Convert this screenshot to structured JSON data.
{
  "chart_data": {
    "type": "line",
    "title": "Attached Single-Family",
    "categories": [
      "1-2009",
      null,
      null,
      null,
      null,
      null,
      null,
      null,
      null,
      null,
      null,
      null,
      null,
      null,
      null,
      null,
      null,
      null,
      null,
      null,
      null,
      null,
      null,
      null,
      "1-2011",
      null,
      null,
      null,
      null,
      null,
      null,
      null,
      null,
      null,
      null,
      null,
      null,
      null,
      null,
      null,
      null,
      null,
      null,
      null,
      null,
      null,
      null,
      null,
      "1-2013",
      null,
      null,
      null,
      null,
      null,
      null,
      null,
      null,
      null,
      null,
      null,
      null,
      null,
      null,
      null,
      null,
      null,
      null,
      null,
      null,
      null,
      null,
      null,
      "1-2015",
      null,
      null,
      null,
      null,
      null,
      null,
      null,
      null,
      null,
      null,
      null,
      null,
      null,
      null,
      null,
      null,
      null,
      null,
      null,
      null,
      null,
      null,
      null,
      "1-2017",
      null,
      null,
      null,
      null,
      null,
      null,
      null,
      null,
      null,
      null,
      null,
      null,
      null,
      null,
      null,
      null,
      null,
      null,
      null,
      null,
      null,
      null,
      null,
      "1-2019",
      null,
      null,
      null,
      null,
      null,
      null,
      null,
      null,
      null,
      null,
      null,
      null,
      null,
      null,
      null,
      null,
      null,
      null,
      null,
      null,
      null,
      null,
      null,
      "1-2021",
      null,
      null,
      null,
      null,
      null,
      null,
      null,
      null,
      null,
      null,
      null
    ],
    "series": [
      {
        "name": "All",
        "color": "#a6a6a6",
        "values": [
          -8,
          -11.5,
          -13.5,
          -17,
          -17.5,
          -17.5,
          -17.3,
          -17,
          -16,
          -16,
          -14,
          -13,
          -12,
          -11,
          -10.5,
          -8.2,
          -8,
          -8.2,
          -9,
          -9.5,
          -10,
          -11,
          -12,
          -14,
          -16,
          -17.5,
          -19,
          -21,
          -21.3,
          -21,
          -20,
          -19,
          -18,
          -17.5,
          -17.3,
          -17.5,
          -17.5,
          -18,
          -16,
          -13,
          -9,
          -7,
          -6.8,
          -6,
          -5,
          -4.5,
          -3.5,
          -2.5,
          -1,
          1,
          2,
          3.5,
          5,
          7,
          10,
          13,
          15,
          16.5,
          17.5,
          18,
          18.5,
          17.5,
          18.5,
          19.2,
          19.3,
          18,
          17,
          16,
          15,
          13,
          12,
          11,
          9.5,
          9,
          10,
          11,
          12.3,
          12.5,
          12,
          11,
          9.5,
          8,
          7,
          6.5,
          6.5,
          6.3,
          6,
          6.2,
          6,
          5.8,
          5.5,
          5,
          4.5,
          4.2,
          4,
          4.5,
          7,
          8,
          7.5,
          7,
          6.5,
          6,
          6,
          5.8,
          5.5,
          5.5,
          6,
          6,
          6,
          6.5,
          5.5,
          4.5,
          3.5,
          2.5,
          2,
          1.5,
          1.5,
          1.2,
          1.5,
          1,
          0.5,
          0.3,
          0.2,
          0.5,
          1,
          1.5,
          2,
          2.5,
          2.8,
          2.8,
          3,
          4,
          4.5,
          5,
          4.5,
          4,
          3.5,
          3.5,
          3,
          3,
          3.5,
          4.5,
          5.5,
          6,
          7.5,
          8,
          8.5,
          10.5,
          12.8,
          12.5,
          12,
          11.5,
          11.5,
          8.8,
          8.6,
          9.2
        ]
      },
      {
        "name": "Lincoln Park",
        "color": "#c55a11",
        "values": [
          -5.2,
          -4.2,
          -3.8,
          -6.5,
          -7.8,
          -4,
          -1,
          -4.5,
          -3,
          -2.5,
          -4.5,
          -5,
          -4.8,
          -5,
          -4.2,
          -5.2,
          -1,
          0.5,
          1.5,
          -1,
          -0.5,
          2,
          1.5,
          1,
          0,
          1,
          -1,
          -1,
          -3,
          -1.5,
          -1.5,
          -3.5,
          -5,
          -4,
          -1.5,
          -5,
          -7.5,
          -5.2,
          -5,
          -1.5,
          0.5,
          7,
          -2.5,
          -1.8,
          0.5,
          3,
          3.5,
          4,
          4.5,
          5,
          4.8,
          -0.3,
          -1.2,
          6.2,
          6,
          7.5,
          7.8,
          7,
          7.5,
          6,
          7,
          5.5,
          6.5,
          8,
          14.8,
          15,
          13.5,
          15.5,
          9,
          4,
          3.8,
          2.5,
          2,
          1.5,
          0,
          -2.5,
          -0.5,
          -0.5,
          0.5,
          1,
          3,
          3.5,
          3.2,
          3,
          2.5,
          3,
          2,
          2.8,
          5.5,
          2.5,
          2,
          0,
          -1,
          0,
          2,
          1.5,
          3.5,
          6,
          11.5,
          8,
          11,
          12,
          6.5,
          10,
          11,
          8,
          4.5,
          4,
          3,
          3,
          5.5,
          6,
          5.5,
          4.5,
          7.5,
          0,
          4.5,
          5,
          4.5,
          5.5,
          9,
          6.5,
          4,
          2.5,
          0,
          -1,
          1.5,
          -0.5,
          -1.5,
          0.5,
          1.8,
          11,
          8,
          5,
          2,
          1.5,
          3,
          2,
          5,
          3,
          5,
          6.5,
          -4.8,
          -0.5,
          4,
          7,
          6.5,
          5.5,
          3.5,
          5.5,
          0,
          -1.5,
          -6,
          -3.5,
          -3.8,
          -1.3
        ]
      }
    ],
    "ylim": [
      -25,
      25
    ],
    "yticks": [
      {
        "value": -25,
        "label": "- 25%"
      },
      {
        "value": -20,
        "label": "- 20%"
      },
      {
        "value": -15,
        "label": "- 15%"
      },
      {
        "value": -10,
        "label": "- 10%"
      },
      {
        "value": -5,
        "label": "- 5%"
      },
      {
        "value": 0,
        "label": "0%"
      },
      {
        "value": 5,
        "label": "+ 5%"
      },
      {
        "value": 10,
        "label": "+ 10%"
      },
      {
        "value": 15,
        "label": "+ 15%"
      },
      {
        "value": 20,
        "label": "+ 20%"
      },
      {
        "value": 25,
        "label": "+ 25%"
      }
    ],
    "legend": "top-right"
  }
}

=======

* Do this
Copy all of the data exactly.

* Full solution
Convert this screenshot to structured JSON data.
{
  "chart_data": {
    "type": "line",
    "title": "Attached Single-Family",
    "categories": [
      "1-2009",
      null,
      null,
      null,
      null,
      null,
      null,
      null,
      null,
      null,
      null,
      null,
      null,
      null,
      null,
      null,
      null,
      null,
      null,
      null,
      null,
      null,
      null,
      null,
      "1-2011",
      null,
      null,
      null,
      null,
      null,
      null,
      null,
      null,
      null,
      null,
      null,
      null,
      null,
      null,
      null,
      null,
      null,
      null,
      null,
      null,
      null,
      null,
      null,
      "1-2013",
      null,
      null,
      null,
      null,
      null,
      null,
      null,
      null,
      null,
      null,
      null,
      null,
      null,
      null,
      null,
      null,
      null,
      null,
      null,
      null,
      null,
      null,
      null,
      "1-2015",
      null,
      null,
      null,
      null,
      null,
      null,
      null,
      null,
      null,
      null,
      null,
      null,
      null,
      null,
      null,
      null,
      null,
      null,
      null,
      null,
      null,
      null,
      null,
      "1-2017",
      null,
      null,
      null,
      null,
      null,
      null,
      null,
      null,
      null,
      null,
      null,
      null,
      null,
      null,
      null,
      null,
      null,
      null,
      null,
      null,
      null,
      null,
      null,
      "1-2019",
      null,
      null,
      null,
      null,
      null,
      null,
      null,
      null,
      null,
      null,
      null,
      null,
      null,
      null,
      null,
      null,
      null,
      null,
      null,
      null,
      null,
      null,
      null,
      "1-2021",
      null,
      null,
      null,
      null,
      null,
      null,
      null,
      null,
      null,
      null,
      null
    ],
    "series": [
      {
        "name": "All",
        "color": "#a6a6a6",
        "values": [
          -8,
          -11.5,
          -13.5,
          -17,
          -17.5,
          -17.5,
          -17.3,
          -17,
          -16,
          -16,
          -14,
          -13,
          -12,
          -11,
          -10.5,
          -8.2,
          -8,
          -8.2,
          -9,
          -9.5,
          -10,
          -11,
          -12,
          -14,
          -16,
          -17.5,
          -19,
          -21,
          -21.3,
          -21,
          -20,
          -19,
          -18,
          -17.5,
          -17.3,
          -17.5,
          -17.5,
          -18,
          -16,
          -13,
          -9,
          -7,
          -6.8,
          -6,
          -5,
          -4.5,
          -3.5,
          -2.5,
          -1,
          1,
          2,
          3.5,
          5,
          7,
          10,
          13,
          15,
          16.5,
          17.5,
          18,
          18.5,
          17.5,
          18.5,
          19.2,
          19.3,
          18,
          17,
          16,
          15,
          13,
          12,
          11,
          9.5,
          9,
          10,
          11,
          12.3,
          12.5,
          12,
          11,
          9.5,
          8,
          7,
          6.5,
          6.5,
          6.3,
          6,
          6.2,
          6,
          5.8,
          5.5,
          5,
          4.5,
          4.2,
          4,
          4.5,
          7,
          8,
          7.5,
          7,
          6.5,
          6,
          6,
          5.8,
          5.5,
          5.5,
          6,
          6,
          6,
          6.5,
          5.5,
          4.5,
          3.5,
          2.5,
          2,
          1.5,
          1.5,
          1.2,
          1.5,
          1,
          0.5,
          0.3,
          0.2,
          0.5,
          1,
          1.5,
          2,
          2.5,
          2.8,
          2.8,
          3,
          4,
          4.5,
          5,
          4.5,
          4,
          3.5,
          3.5,
          3,
          3,
          3.5,
          4.5,
          5.5,
          6,
          7.5,
          8,
          8.5,
          10.5,
          12.8,
          12.5,
          12,
          11.5,
          11.5,
          8.8,
          8.6,
          9.2
        ]
      },
      {
        "name": "Lincoln Park",
        "color": "#c55a11",
        "values": [
          -5.2,
          -4.2,
          -3.8,
          -6.5,
          -7.8,
          -4,
          -1,
          -4.5,
          -3,
          -2.5,
          -4.5,
          -5,
          -4.8,
          -5,
          -4.2,
          -5.2,
          -1,
          0.5,
          1.5,
          -1,
          -0.5,
          2,
          1.5,
          1,
          0,
          1,
          -1,
          -1,
          -3,
          -1.5,
          -1.5,
          -3.5,
          -5,
          -4,
          -1.5,
          -5,
          -7.5,
          -5.2,
          -5,
          -1.5,
          0.5,
          7,
          -2.5,
          -1.8,
          0.5,
          3,
          3.5,
          4,
          4.5,
          5,
          4.8,
          -0.3,
          -1.2,
          6.2,
          6,
          7.5,
          7.8,
          7,
          7.5,
          6,
          7,
          5.5,
          6.5,
          8,
          14.8,
          15,
          13.5,
          15.5,
          9,
          4,
          3.8,
          2.5,
          2,
          1.5,
          0,
          -2.5,
          -0.5,
          -0.5,
          0.5,
          1,
          3,
          3.5,
          3.2,
          3,
          2.5,
          3,
          2,
          2.8,
          5.5,
          2.5,
          2,
          0,
          -1,
          0,
          2,
          1.5,
          3.5,
          6,
          11.5,
          8,
          11,
          12,
          6.5,
          10,
          11,
          8,
          4.5,
          4,
          3,
          3,
          5.5,
          6,
          5.5,
          4.5,
          7.5,
          0,
          4.5,
          5,
          4.5,
          5.5,
          9,
          6.5,
          4,
          2.5,
          0,
          -1,
          1.5,
          -0.5,
          -1.5,
          0.5,
          1.8,
          11,
          8,
          5,
          2,
          1.5,
          3,
          2,
          5,
          3,
          5,
          6.5,
          -4.8,
          -0.5,
          4,
          7,
          6.5,
          5.5,
          3.5,
          5.5,
          0,
          -1.5,
          -6,
          -3.5,
          -3.8,
          -1.3
        ]
      }
    ],
    "ylim": [
      -25,
      25
    ],
    "yticks": [
      {
        "value": -25,
        "label": "- 25%"
      },
      {
        "value": -20,
        "label": "- 20%"
      },
      {
        "value": -15,
        "label": "- 15%"
      },
      {
        "value": -10,
        "label": "- 10%"
      },
      {
        "value": -5,
        "label": "- 5%"
      },
      {
        "value": 0,
        "label": "0%"
      },
      {
        "value": 5,
        "label": "+ 5%"
      },
      {
        "value": 10,
        "label": "+ 10%"
      },
      {
        "value": 15,
        "label": "+ 15%"
      },
      {
        "value": 20,
        "label": "+ 20%"
      },
      {
        "value": 25,
        "label": "+ 25%"
      }
    ],
    "legend": "top-right"
  }
}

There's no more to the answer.